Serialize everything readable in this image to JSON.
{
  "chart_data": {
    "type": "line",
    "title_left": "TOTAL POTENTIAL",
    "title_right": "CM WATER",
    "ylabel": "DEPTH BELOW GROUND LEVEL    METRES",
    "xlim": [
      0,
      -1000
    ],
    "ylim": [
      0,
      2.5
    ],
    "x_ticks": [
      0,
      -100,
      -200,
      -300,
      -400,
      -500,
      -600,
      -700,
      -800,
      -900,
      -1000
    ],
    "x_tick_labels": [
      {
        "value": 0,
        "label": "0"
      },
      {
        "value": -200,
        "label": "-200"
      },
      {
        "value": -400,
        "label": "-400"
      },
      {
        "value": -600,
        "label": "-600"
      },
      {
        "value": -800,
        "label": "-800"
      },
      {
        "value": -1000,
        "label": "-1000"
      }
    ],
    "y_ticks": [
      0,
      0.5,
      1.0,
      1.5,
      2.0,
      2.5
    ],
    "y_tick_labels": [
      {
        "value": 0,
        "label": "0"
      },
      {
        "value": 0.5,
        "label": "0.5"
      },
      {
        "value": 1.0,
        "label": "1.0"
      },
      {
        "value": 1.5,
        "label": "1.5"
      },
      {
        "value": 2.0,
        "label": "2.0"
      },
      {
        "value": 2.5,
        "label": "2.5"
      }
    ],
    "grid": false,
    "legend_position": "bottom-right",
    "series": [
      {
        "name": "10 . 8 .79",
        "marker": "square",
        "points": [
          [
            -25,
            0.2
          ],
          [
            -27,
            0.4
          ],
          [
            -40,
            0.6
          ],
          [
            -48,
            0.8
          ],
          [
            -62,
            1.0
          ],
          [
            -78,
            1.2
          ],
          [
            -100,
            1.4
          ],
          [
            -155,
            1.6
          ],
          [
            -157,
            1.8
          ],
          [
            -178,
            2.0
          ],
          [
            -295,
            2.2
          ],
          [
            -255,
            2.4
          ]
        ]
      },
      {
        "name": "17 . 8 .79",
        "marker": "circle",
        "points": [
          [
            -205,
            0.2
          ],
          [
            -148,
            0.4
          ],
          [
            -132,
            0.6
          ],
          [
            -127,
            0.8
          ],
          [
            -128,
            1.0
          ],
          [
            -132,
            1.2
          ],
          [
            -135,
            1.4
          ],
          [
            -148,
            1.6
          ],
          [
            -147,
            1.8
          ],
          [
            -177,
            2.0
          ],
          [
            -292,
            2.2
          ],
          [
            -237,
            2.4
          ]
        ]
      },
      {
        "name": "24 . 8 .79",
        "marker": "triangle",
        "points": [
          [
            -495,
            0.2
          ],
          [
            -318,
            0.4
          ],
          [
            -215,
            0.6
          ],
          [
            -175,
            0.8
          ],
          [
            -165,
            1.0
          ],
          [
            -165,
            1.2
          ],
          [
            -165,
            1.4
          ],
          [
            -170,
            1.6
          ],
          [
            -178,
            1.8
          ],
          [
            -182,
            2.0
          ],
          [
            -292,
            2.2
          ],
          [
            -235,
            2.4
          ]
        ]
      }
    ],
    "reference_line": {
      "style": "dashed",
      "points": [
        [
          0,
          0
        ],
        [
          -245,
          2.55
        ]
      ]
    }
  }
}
★ ★ ★
- The problem:
Reproduce the complete set of lines precisely as supplied.

- Task answer:
Serialize everything readable in this image to JSON.
{
  "chart_data": {
    "type": "line",
    "title_left": "TOTAL POTENTIAL",
    "title_right": "CM WATER",
    "ylabel": "DEPTH BELOW GROUND LEVEL    METRES",
    "xlim": [
      0,
      -1000
    ],
    "ylim": [
      0,
      2.5
    ],
    "x_ticks": [
      0,
      -100,
      -200,
      -300,
      -400,
      -500,
      -600,
      -700,
      -800,
      -900,
      -1000
    ],
    "x_tick_labels": [
      {
        "value": 0,
        "label": "0"
      },
      {
        "value": -200,
        "label": "-200"
      },
      {
        "value": -400,
        "label": "-400"
      },
      {
        "value": -600,
        "label": "-600"
      },
      {
        "value": -800,
        "label": "-800"
      },
      {
        "value": -1000,
        "label": "-1000"
      }
    ],
    "y_ticks": [
      0,
      0.5,
      1.0,
      1.5,
      2.0,
      2.5
    ],
    "y_tick_labels": [
      {
        "value": 0,
        "label": "0"
      },
      {
        "value": 0.5,
        "label": "0.5"
      },
      {
        "value": 1.0,
        "label": "1.0"
      },
      {
        "value": 1.5,
        "label": "1.5"
      },
      {
        "value": 2.0,
        "label": "2.0"
      },
      {
        "value": 2.5,
        "label": "2.5"
      }
    ],
    "grid": false,
    "legend_position": "bottom-right",
    "series": [
      {
        "name": "10 . 8 .79",
        "marker": "square",
        "points": [
          [
            -25,
            0.2
          ],
          [
            -27,
            0.4
          ],
          [
            -40,
            0.6
          ],
          [
            -48,
            0.8
          ],
          [
            -62,
            1.0
          ],
          [
            -78,
            1.2
          ],
          [
            -100,
            1.4
          ],
          [
            -155,
            1.6
          ],
          [
            -157,
            1.8
          ],
          [
            -178,
            2.0
          ],
          [
            -295,
            2.2
          ],
          [
            -255,
            2.4
          ]
        ]
      },
      {
        "name": "17 . 8 .79",
        "marker": "circle",
        "points": [
          [
            -205,
            0.2
          ],
          [
            -148,
            0.4
          ],
          [
            -132,
            0.6
          ],
          [
            -127,
            0.8
          ],
          [
            -128,
            1.0
          ],
          [
            -132,
            1.2
          ],
          [
            -135,
            1.4
          ],
          [
            -148,
            1.6
          ],
          [
            -147,
            1.8
          ],
          [
            -177,
            2.0
          ],
          [
            -292,
            2.2
          ],
          [
            -237,
            2.4
          ]
        ]
      },
      {
        "name": "24 . 8 .79",
        "marker": "triangle",
        "points": [
          [
            -495,
            0.2
          ],
          [
            -318,
            0.4
          ],
          [
            -215,
            0.6
          ],
          [
            -175,
            0.8
          ],
          [
            -165,
            1.0
          ],
          [
            -165,
            1.2
          ],
          [
            -165,
            1.4
          ],
          [
            -170,
            1.6
          ],
          [
            -178,
            1.8
          ],
          [
            -182,
            2.0
          ],
          [
            -292,
            2.2
          ],
          [
            -235,
            2.4
          ]
        ]
      }
    ],
    "reference_line": {
      "style": "dashed",
      "points": [
        [
          0,
          0
        ],
        [
          -245,
          2.55
        ]
      ]
    }
  }
}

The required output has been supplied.